* [Material]:
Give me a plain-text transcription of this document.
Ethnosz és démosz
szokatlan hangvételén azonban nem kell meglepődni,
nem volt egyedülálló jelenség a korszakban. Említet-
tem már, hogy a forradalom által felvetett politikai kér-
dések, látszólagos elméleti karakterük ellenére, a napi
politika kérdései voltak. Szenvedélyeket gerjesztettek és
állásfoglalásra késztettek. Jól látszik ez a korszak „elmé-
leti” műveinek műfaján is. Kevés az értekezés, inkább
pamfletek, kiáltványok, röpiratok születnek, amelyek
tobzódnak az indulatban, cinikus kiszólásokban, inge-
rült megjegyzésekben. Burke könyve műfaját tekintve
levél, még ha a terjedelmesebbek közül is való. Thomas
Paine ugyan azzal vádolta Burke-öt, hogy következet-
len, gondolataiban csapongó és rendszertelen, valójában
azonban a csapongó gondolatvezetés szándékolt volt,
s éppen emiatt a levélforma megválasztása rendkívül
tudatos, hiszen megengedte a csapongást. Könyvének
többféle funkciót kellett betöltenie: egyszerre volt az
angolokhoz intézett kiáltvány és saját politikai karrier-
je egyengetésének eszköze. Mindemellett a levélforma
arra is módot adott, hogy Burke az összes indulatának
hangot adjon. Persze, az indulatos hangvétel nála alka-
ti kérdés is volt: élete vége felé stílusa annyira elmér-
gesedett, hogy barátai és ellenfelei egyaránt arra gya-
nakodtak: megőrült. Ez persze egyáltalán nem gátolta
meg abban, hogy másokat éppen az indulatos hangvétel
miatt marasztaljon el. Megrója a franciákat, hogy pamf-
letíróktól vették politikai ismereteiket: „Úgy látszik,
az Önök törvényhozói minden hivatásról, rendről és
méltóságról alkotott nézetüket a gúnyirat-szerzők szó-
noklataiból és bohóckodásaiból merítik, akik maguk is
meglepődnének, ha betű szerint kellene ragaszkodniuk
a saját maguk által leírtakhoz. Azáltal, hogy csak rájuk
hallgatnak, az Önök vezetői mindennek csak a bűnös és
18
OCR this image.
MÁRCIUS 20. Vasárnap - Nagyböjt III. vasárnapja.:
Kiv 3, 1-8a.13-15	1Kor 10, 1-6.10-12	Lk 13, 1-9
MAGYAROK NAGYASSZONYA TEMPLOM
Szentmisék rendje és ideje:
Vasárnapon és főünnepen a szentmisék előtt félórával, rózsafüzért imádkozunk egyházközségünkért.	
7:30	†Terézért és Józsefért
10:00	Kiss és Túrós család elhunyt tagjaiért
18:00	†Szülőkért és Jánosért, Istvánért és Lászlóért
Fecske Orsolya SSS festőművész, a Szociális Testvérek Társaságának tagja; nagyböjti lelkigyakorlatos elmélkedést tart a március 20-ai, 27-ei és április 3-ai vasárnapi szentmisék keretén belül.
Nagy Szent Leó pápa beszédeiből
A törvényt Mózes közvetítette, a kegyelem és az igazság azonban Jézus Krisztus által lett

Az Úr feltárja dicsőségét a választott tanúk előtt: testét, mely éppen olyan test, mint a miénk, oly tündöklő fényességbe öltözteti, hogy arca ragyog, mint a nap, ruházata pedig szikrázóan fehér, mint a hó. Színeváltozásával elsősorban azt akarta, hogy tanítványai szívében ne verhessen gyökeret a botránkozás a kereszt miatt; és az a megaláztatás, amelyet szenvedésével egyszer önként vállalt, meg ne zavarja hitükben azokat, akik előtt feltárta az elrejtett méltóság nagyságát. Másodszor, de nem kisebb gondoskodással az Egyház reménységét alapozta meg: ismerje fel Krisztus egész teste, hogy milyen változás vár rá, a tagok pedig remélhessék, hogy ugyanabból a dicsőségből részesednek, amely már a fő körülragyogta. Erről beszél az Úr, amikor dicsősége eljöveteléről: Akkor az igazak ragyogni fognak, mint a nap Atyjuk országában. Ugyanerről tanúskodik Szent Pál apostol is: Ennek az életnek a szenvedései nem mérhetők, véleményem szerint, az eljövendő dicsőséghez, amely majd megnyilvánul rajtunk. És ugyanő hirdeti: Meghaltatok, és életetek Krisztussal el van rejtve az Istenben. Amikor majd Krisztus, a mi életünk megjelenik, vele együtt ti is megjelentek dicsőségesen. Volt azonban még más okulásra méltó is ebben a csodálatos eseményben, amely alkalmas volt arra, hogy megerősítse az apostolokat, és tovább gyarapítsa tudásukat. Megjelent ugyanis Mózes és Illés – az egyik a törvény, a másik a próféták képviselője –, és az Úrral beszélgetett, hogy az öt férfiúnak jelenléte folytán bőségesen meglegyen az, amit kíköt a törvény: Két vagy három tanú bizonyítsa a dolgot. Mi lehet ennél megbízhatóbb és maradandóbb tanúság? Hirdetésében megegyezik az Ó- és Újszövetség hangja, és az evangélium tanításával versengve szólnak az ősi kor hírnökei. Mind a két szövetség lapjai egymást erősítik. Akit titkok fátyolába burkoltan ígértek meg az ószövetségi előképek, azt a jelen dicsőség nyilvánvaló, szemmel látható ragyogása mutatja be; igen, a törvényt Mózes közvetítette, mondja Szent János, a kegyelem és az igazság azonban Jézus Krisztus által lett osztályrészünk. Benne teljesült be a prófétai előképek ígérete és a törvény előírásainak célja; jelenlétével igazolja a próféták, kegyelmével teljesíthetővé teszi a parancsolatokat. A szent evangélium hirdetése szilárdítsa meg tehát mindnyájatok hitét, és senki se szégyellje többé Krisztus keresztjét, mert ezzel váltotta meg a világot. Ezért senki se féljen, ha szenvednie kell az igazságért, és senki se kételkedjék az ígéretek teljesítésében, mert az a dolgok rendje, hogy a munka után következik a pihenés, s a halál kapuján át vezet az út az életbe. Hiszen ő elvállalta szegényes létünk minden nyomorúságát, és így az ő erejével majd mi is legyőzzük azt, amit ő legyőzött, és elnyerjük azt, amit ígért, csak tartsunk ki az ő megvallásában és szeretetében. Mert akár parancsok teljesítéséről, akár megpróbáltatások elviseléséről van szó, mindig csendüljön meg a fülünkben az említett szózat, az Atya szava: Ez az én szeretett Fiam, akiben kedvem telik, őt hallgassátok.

* [Your objective]:
Search the data above for the string "maguk" and return every line that has it.

* [The answer]:
noklataiból és bohóckodásaiból merítik, akik maguk is
a saját maguk által leírtakhoz. Azáltal, hogy csak rájuk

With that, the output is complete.